** start **
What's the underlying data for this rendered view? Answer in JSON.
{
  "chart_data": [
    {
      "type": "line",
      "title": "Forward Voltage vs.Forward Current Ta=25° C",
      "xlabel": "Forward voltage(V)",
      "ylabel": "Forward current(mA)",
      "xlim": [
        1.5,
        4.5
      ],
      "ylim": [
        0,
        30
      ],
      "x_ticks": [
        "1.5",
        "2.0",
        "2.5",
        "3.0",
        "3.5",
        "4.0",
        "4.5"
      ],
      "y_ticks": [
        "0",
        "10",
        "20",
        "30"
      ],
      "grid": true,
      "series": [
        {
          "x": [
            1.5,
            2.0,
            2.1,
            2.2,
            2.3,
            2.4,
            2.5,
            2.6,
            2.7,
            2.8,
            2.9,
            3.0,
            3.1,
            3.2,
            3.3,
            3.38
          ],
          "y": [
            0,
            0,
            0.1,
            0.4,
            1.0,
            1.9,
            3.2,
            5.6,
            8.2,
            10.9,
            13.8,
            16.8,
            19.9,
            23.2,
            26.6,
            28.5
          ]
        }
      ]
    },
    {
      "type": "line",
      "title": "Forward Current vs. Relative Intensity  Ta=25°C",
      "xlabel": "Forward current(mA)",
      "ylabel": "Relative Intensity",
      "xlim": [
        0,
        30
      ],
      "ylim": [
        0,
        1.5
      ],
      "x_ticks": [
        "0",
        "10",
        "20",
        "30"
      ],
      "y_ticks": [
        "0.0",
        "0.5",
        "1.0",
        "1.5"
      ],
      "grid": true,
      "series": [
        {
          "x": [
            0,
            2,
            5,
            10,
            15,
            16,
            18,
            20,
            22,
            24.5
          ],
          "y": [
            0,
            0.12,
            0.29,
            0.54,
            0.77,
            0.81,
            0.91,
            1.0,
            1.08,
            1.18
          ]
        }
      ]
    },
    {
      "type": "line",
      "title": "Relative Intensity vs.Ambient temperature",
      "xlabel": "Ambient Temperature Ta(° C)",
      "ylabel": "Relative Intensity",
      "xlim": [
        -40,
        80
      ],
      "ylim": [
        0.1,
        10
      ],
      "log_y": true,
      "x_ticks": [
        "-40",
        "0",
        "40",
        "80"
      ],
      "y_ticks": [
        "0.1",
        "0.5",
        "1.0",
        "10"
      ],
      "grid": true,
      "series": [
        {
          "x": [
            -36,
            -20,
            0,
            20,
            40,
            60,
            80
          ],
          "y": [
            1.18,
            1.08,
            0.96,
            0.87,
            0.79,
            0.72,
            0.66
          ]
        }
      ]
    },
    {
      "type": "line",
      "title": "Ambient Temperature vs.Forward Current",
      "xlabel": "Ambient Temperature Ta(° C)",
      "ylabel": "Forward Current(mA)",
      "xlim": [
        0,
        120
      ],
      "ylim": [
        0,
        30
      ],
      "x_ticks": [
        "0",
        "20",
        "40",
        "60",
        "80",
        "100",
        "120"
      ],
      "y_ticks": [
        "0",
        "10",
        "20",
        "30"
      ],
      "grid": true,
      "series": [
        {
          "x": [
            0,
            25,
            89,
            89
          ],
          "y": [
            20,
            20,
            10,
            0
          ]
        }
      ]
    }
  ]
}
** end **
Copy each line of the entries that includes the word "Relative".

      "title": "Forward Current vs. Relative Intensity  Ta=25°C",
      "ylabel": "Relative Intensity",
      "title": "Relative Intensity vs.Ambient temperature",
      "ylabel": "Relative Intensity",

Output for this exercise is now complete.